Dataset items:
** BEGIN **
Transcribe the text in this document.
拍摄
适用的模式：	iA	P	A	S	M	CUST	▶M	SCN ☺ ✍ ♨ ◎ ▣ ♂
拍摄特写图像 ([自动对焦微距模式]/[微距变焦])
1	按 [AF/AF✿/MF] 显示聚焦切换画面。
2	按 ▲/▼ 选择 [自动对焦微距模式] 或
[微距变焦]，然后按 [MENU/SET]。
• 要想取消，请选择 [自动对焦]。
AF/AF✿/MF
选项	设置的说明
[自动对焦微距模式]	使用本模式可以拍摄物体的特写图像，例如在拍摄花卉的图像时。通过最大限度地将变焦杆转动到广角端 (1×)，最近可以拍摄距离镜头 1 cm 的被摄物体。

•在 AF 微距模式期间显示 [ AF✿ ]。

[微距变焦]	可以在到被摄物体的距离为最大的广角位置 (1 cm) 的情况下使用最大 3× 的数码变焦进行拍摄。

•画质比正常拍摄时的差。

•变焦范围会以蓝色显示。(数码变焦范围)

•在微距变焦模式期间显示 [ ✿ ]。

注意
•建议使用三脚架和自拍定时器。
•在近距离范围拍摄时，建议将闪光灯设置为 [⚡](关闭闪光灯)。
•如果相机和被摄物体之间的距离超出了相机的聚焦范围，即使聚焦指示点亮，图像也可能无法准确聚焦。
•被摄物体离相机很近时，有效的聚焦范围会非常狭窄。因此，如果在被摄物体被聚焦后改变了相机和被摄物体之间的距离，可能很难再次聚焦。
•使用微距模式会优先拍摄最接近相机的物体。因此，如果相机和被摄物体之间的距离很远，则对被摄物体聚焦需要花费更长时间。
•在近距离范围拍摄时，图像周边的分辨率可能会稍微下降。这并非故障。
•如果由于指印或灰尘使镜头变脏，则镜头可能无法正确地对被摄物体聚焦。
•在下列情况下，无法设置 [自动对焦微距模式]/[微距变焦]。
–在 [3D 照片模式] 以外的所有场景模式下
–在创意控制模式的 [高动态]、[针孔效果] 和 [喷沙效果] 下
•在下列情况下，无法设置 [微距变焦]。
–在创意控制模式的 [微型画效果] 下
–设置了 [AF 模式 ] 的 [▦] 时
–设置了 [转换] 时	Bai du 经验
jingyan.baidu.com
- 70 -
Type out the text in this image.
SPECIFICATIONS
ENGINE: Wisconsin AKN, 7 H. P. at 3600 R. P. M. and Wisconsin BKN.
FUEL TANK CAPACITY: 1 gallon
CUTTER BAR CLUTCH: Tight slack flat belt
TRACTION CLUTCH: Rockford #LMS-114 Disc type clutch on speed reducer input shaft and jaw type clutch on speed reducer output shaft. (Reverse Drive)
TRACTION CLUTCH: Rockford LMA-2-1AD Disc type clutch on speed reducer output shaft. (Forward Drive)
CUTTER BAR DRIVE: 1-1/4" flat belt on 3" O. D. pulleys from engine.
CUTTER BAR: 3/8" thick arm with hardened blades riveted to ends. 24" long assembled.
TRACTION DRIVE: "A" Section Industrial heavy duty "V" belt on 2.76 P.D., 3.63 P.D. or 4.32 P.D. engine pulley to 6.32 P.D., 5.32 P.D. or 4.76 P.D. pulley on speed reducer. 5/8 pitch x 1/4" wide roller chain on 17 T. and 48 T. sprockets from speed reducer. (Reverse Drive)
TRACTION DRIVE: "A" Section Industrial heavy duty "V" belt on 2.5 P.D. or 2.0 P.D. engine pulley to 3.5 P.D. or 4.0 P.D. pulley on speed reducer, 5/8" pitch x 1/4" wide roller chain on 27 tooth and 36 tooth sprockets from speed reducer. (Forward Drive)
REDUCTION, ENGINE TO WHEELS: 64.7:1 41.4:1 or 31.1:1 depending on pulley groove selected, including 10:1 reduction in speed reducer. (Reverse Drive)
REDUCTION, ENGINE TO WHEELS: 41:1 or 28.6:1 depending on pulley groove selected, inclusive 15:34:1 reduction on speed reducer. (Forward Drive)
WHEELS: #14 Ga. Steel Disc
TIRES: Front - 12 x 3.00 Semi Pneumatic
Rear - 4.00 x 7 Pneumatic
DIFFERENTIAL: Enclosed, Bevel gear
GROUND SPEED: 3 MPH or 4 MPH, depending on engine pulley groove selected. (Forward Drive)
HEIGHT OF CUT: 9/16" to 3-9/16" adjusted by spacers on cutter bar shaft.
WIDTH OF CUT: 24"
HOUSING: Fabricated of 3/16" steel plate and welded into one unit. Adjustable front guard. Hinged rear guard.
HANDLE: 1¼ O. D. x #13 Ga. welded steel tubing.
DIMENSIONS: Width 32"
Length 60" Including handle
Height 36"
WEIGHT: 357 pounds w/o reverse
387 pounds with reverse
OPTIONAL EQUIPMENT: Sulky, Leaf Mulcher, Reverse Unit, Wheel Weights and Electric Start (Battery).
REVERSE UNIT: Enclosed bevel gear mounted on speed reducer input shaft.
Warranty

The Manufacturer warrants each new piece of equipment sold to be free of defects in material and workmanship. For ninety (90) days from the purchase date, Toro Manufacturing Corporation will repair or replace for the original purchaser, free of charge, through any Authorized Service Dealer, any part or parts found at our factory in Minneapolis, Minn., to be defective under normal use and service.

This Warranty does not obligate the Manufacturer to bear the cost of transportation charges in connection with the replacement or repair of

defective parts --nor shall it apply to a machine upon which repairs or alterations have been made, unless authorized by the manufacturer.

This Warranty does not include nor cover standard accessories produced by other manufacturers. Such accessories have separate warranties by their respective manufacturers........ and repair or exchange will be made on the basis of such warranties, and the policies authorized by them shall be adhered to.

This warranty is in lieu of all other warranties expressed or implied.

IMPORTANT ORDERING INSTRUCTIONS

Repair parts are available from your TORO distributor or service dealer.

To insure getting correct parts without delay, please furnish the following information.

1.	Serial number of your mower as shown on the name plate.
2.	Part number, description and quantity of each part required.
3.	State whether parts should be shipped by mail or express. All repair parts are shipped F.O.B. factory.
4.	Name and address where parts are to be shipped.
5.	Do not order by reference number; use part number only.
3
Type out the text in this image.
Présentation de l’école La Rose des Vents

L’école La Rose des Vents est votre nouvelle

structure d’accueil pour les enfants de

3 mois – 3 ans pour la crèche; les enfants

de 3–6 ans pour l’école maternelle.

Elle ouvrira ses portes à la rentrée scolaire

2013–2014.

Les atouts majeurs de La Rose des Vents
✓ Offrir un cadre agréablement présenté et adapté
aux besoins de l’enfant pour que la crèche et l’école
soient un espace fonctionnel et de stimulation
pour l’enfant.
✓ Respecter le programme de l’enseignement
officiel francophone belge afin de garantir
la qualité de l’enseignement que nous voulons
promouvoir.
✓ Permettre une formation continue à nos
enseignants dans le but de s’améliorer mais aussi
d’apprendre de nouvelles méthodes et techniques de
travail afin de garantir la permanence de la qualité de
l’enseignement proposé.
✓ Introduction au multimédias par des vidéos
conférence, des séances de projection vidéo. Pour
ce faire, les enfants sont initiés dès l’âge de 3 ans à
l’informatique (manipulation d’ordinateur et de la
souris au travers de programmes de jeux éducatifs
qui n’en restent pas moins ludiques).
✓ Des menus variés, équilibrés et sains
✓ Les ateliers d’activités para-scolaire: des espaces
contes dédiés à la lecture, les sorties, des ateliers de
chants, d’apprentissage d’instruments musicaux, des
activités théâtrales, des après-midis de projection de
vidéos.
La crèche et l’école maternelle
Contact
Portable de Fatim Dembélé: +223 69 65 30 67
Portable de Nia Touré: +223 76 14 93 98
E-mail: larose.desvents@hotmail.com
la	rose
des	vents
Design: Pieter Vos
** END **
**Stated task:** Transcribe every entry exactly, omitting nothing.

**The output:**
Transcribe the text in this document.
拍摄
适用的模式：	iA	P	A	S	M	CUST	▶M	SCN ☺ ✍ ♨ ◎ ▣ ♂
拍摄特写图像 ([自动对焦微距模式]/[微距变焦])
1	按 [AF/AF✿/MF] 显示聚焦切换画面。
2	按 ▲/▼ 选择 [自动对焦微距模式] 或
[微距变焦]，然后按 [MENU/SET]。
• 要想取消，请选择 [自动对焦]。
AF/AF✿/MF
选项	设置的说明
[自动对焦微距模式]	使用本模式可以拍摄物体的特写图像，例如在拍摄花卉的图像时。通过最大限度地将变焦杆转动到广角端 (1×)，最近可以拍摄距离镜头 1 cm 的被摄物体。

•在 AF 微距模式期间显示 [ AF✿ ]。

[微距变焦]	可以在到被摄物体的距离为最大的广角位置 (1 cm) 的情况下使用最大 3× 的数码变焦进行拍摄。

•画质比正常拍摄时的差。

•变焦范围会以蓝色显示。(数码变焦范围)

•在微距变焦模式期间显示 [ ✿ ]。

注意
•建议使用三脚架和自拍定时器。
•在近距离范围拍摄时，建议将闪光灯设置为 [⚡](关闭闪光灯)。
•如果相机和被摄物体之间的距离超出了相机的聚焦范围，即使聚焦指示点亮，图像也可能无法准确聚焦。
•被摄物体离相机很近时，有效的聚焦范围会非常狭窄。因此，如果在被摄物体被聚焦后改变了相机和被摄物体之间的距离，可能很难再次聚焦。
•使用微距模式会优先拍摄最接近相机的物体。因此，如果相机和被摄物体之间的距离很远，则对被摄物体聚焦需要花费更长时间。
•在近距离范围拍摄时，图像周边的分辨率可能会稍微下降。这并非故障。
•如果由于指印或灰尘使镜头变脏，则镜头可能无法正确地对被摄物体聚焦。
•在下列情况下，无法设置 [自动对焦微距模式]/[微距变焦]。
–在 [3D 照片模式] 以外的所有场景模式下
–在创意控制模式的 [高动态]、[针孔效果] 和 [喷沙效果] 下
•在下列情况下，无法设置 [微距变焦]。
–在创意控制模式的 [微型画效果] 下
–设置了 [AF 模式 ] 的 [▦] 时
–设置了 [转换] 时	Bai du 经验
jingyan.baidu.com
- 70 -
Type out the text in this image.
SPECIFICATIONS
ENGINE: Wisconsin AKN, 7 H. P. at 3600 R. P. M. and Wisconsin BKN.
FUEL TANK CAPACITY: 1 gallon
CUTTER BAR CLUTCH: Tight slack flat belt
TRACTION CLUTCH: Rockford #LMS-114 Disc type clutch on speed reducer input shaft and jaw type clutch on speed reducer output shaft. (Reverse Drive)
TRACTION CLUTCH: Rockford LMA-2-1AD Disc type clutch on speed reducer output shaft. (Forward Drive)
CUTTER BAR DRIVE: 1-1/4" flat belt on 3" O. D. pulleys from engine.
CUTTER BAR: 3/8" thick arm with hardened blades riveted to ends. 24" long assembled.
TRACTION DRIVE: "A" Section Industrial heavy duty "V" belt on 2.76 P.D., 3.63 P.D. or 4.32 P.D. engine pulley to 6.32 P.D., 5.32 P.D. or 4.76 P.D. pulley on speed reducer. 5/8 pitch x 1/4" wide roller chain on 17 T. and 48 T. sprockets from speed reducer. (Reverse Drive)
TRACTION DRIVE: "A" Section Industrial heavy duty "V" belt on 2.5 P.D. or 2.0 P.D. engine pulley to 3.5 P.D. or 4.0 P.D. pulley on speed reducer, 5/8" pitch x 1/4" wide roller chain on 27 tooth and 36 tooth sprockets from speed reducer. (Forward Drive)
REDUCTION, ENGINE TO WHEELS: 64.7:1 41.4:1 or 31.1:1 depending on pulley groove selected, including 10:1 reduction in speed reducer. (Reverse Drive)
REDUCTION, ENGINE TO WHEELS: 41:1 or 28.6:1 depending on pulley groove selected, inclusive 15:34:1 reduction on speed reducer. (Forward Drive)
WHEELS: #14 Ga. Steel Disc
TIRES: Front - 12 x 3.00 Semi Pneumatic
Rear - 4.00 x 7 Pneumatic
DIFFERENTIAL: Enclosed, Bevel gear
GROUND SPEED: 3 MPH or 4 MPH, depending on engine pulley groove selected. (Forward Drive)
HEIGHT OF CUT: 9/16" to 3-9/16" adjusted by spacers on cutter bar shaft.
WIDTH OF CUT: 24"
HOUSING: Fabricated of 3/16" steel plate and welded into one unit. Adjustable front guard. Hinged rear guard.
HANDLE: 1¼ O. D. x #13 Ga. welded steel tubing.
DIMENSIONS: Width 32"
Length 60" Including handle
Height 36"
WEIGHT: 357 pounds w/o reverse
387 pounds with reverse
OPTIONAL EQUIPMENT: Sulky, Leaf Mulcher, Reverse Unit, Wheel Weights and Electric Start (Battery).
REVERSE UNIT: Enclosed bevel gear mounted on speed reducer input shaft.
Warranty

The Manufacturer warrants each new piece of equipment sold to be free of defects in material and workmanship. For ninety (90) days from the purchase date, Toro Manufacturing Corporation will repair or replace for the original purchaser, free of charge, through any Authorized Service Dealer, any part or parts found at our factory in Minneapolis, Minn., to be defective under normal use and service.

This Warranty does not obligate the Manufacturer to bear the cost of transportation charges in connection with the replacement or repair of

defective parts --nor shall it apply to a machine upon which repairs or alterations have been made, unless authorized by the manufacturer.

This Warranty does not include nor cover standard accessories produced by other manufacturers. Such accessories have separate warranties by their respective manufacturers........ and repair or exchange will be made on the basis of such warranties, and the policies authorized by them shall be adhered to.

This warranty is in lieu of all other warranties expressed or implied.

IMPORTANT ORDERING INSTRUCTIONS

Repair parts are available from your TORO distributor or service dealer.

To insure getting correct parts without delay, please furnish the following information.

1.	Serial number of your mower as shown on the name plate.
2.	Part number, description and quantity of each part required.
3.	State whether parts should be shipped by mail or express. All repair parts are shipped F.O.B. factory.
4.	Name and address where parts are to be shipped.
5.	Do not order by reference number; use part number only.
3
Type out the text in this image.
Présentation de l’école La Rose des Vents

L’école La Rose des Vents est votre nouvelle

structure d’accueil pour les enfants de

3 mois – 3 ans pour la crèche; les enfants

de 3–6 ans pour l’école maternelle.

Elle ouvrira ses portes à la rentrée scolaire

2013–2014.

Les atouts majeurs de La Rose des Vents
✓ Offrir un cadre agréablement présenté et adapté
aux besoins de l’enfant pour que la crèche et l’école
soient un espace fonctionnel et de stimulation
pour l’enfant.
✓ Respecter le programme de l’enseignement
officiel francophone belge afin de garantir
la qualité de l’enseignement que nous voulons
promouvoir.
✓ Permettre une formation continue à nos
enseignants dans le but de s’améliorer mais aussi
d’apprendre de nouvelles méthodes et techniques de
travail afin de garantir la permanence de la qualité de
l’enseignement proposé.
✓ Introduction au multimédias par des vidéos
conférence, des séances de projection vidéo. Pour
ce faire, les enfants sont initiés dès l’âge de 3 ans à
l’informatique (manipulation d’ordinateur et de la
souris au travers de programmes de jeux éducatifs
qui n’en restent pas moins ludiques).
✓ Des menus variés, équilibrés et sains
✓ Les ateliers d’activités para-scolaire: des espaces
contes dédiés à la lecture, les sorties, des ateliers de
chants, d’apprentissage d’instruments musicaux, des
activités théâtrales, des après-midis de projection de
vidéos.
La crèche et l’école maternelle
Contact
Portable de Fatim Dembélé: +223 69 65 30 67
Portable de Nia Touré: +223 76 14 93 98
E-mail: larose.desvents@hotmail.com
la	rose
des	vents
Design: Pieter Vos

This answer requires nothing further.